— BEGIN Input —

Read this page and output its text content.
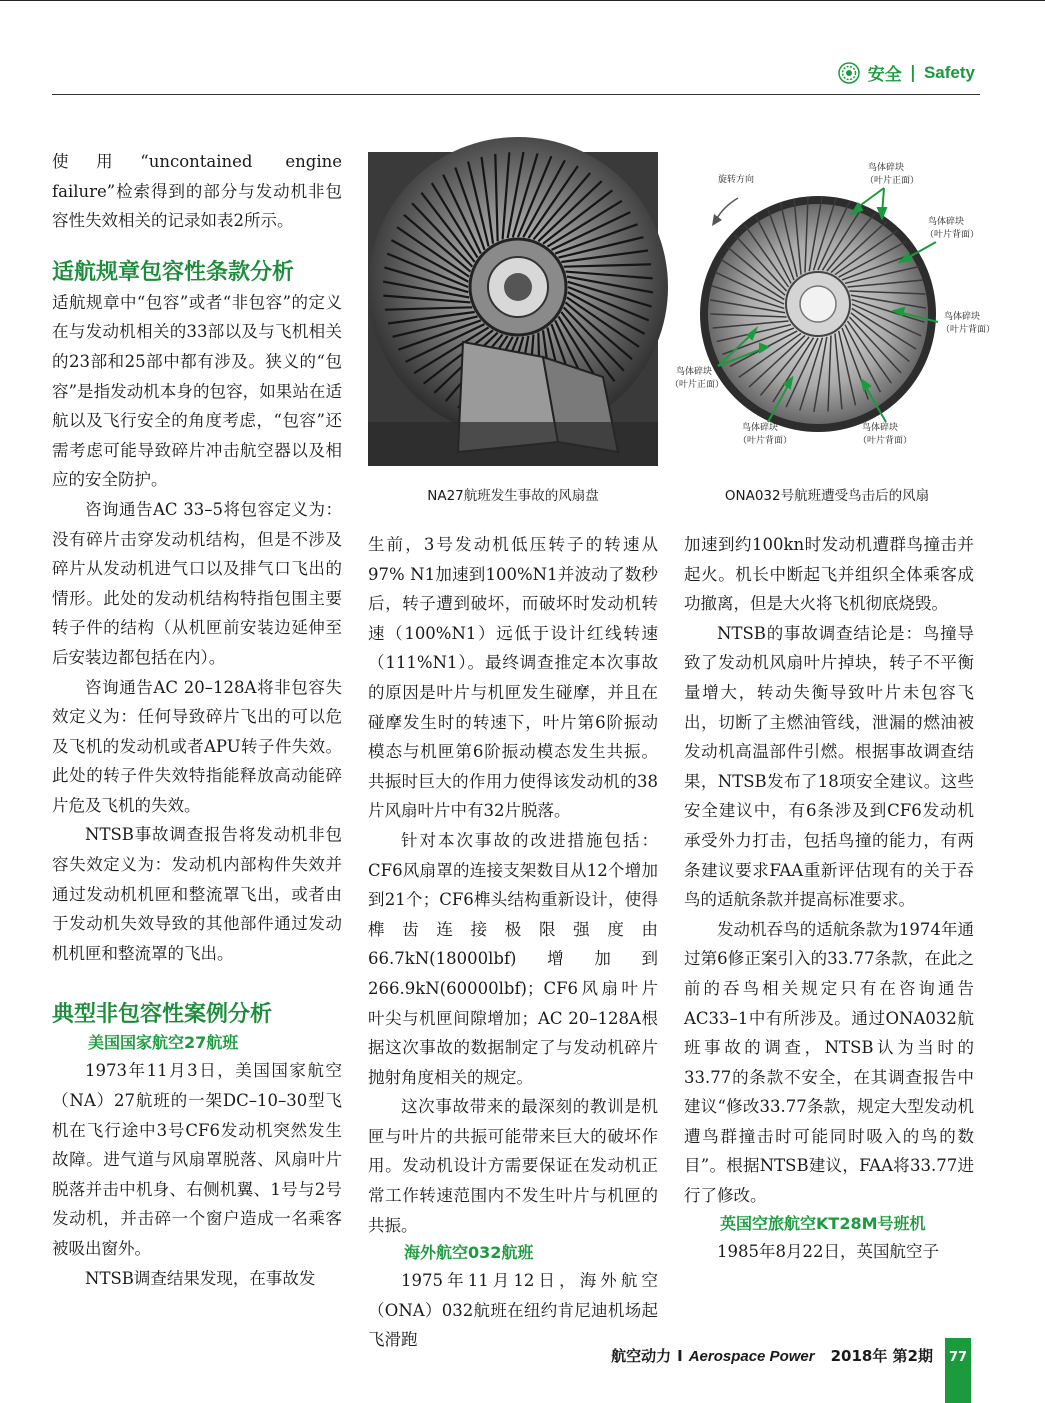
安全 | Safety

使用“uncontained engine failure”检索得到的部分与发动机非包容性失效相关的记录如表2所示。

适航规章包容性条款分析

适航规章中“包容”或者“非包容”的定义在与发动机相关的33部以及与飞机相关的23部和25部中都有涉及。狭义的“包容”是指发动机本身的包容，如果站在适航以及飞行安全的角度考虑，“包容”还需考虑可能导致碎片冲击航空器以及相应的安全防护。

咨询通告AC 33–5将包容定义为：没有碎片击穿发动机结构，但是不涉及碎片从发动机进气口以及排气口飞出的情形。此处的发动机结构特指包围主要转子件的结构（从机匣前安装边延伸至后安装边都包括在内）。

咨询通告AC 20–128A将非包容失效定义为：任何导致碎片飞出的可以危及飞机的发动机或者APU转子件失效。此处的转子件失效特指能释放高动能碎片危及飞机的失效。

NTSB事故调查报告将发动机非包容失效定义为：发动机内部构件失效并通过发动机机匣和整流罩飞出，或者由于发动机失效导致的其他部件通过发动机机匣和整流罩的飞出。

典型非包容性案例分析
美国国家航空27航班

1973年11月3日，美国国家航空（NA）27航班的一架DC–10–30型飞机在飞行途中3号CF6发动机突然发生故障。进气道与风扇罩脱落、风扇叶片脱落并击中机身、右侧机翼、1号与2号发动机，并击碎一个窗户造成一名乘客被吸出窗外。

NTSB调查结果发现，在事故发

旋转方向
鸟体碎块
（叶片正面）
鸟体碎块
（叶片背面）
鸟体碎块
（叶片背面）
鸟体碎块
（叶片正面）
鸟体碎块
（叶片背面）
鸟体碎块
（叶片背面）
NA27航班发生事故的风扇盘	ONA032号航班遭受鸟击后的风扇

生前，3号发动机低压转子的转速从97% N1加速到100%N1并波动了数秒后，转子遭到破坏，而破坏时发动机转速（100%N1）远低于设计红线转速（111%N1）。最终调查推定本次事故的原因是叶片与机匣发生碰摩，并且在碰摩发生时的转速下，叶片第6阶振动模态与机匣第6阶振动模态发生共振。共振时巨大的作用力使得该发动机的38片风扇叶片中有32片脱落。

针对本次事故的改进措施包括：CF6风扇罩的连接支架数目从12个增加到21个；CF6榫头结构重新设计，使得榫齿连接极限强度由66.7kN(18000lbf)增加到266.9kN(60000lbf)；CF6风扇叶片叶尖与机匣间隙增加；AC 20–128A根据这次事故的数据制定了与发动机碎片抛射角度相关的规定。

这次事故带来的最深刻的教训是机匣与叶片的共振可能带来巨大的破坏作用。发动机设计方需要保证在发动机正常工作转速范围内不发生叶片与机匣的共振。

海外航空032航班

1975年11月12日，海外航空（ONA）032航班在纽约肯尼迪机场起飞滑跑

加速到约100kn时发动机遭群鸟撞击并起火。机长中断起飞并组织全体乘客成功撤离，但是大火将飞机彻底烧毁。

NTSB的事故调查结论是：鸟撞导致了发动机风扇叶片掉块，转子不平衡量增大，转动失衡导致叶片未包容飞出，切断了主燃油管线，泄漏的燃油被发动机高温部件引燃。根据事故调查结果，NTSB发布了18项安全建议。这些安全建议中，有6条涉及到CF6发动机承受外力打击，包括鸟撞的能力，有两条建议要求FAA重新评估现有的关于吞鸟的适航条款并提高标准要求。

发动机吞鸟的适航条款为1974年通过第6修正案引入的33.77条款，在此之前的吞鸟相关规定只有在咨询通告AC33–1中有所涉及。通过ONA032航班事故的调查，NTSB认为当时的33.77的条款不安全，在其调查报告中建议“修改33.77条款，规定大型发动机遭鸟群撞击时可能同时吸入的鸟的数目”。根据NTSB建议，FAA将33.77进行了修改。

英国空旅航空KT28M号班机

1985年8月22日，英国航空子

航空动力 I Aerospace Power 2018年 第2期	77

— END Input —

Quote every entry exactly, with the pictures omitted.

Read this page and output its text content.
安全 | Safety

使用“uncontained engine failure”检索得到的部分与发动机非包容性失效相关的记录如表2所示。

适航规章包容性条款分析

适航规章中“包容”或者“非包容”的定义在与发动机相关的33部以及与飞机相关的23部和25部中都有涉及。狭义的“包容”是指发动机本身的包容，如果站在适航以及飞行安全的角度考虑，“包容”还需考虑可能导致碎片冲击航空器以及相应的安全防护。

咨询通告AC 33–5将包容定义为：没有碎片击穿发动机结构，但是不涉及碎片从发动机进气口以及排气口飞出的情形。此处的发动机结构特指包围主要转子件的结构（从机匣前安装边延伸至后安装边都包括在内）。

咨询通告AC 20–128A将非包容失效定义为：任何导致碎片飞出的可以危及飞机的发动机或者APU转子件失效。此处的转子件失效特指能释放高动能碎片危及飞机的失效。

NTSB事故调查报告将发动机非包容失效定义为：发动机内部构件失效并通过发动机机匣和整流罩飞出，或者由于发动机失效导致的其他部件通过发动机机匣和整流罩的飞出。

典型非包容性案例分析
美国国家航空27航班

1973年11月3日，美国国家航空（NA）27航班的一架DC–10–30型飞机在飞行途中3号CF6发动机突然发生故障。进气道与风扇罩脱落、风扇叶片脱落并击中机身、右侧机翼、1号与2号发动机，并击碎一个窗户造成一名乘客被吸出窗外。

NTSB调查结果发现，在事故发

旋转方向
鸟体碎块
（叶片正面）
鸟体碎块
（叶片背面）
鸟体碎块
（叶片背面）
鸟体碎块
（叶片正面）
鸟体碎块
（叶片背面）
鸟体碎块
（叶片背面）
NA27航班发生事故的风扇盘	ONA032号航班遭受鸟击后的风扇

生前，3号发动机低压转子的转速从97% N1加速到100%N1并波动了数秒后，转子遭到破坏，而破坏时发动机转速（100%N1）远低于设计红线转速（111%N1）。最终调查推定本次事故的原因是叶片与机匣发生碰摩，并且在碰摩发生时的转速下，叶片第6阶振动模态与机匣第6阶振动模态发生共振。共振时巨大的作用力使得该发动机的38片风扇叶片中有32片脱落。

针对本次事故的改进措施包括：CF6风扇罩的连接支架数目从12个增加到21个；CF6榫头结构重新设计，使得榫齿连接极限强度由66.7kN(18000lbf)增加到266.9kN(60000lbf)；CF6风扇叶片叶尖与机匣间隙增加；AC 20–128A根据这次事故的数据制定了与发动机碎片抛射角度相关的规定。

这次事故带来的最深刻的教训是机匣与叶片的共振可能带来巨大的破坏作用。发动机设计方需要保证在发动机正常工作转速范围内不发生叶片与机匣的共振。

海外航空032航班

1975年11月12日，海外航空（ONA）032航班在纽约肯尼迪机场起飞滑跑

加速到约100kn时发动机遭群鸟撞击并起火。机长中断起飞并组织全体乘客成功撤离，但是大火将飞机彻底烧毁。

NTSB的事故调查结论是：鸟撞导致了发动机风扇叶片掉块，转子不平衡量增大，转动失衡导致叶片未包容飞出，切断了主燃油管线，泄漏的燃油被发动机高温部件引燃。根据事故调查结果，NTSB发布了18项安全建议。这些安全建议中，有6条涉及到CF6发动机承受外力打击，包括鸟撞的能力，有两条建议要求FAA重新评估现有的关于吞鸟的适航条款并提高标准要求。

发动机吞鸟的适航条款为1974年通过第6修正案引入的33.77条款，在此之前的吞鸟相关规定只有在咨询通告AC33–1中有所涉及。通过ONA032航班事故的调查，NTSB认为当时的33.77的条款不安全，在其调查报告中建议“修改33.77条款，规定大型发动机遭鸟群撞击时可能同时吸入的鸟的数目”。根据NTSB建议，FAA将33.77进行了修改。

英国空旅航空KT28M号班机

1985年8月22日，英国航空子

航空动力 I Aerospace Power 2018年 第2期	77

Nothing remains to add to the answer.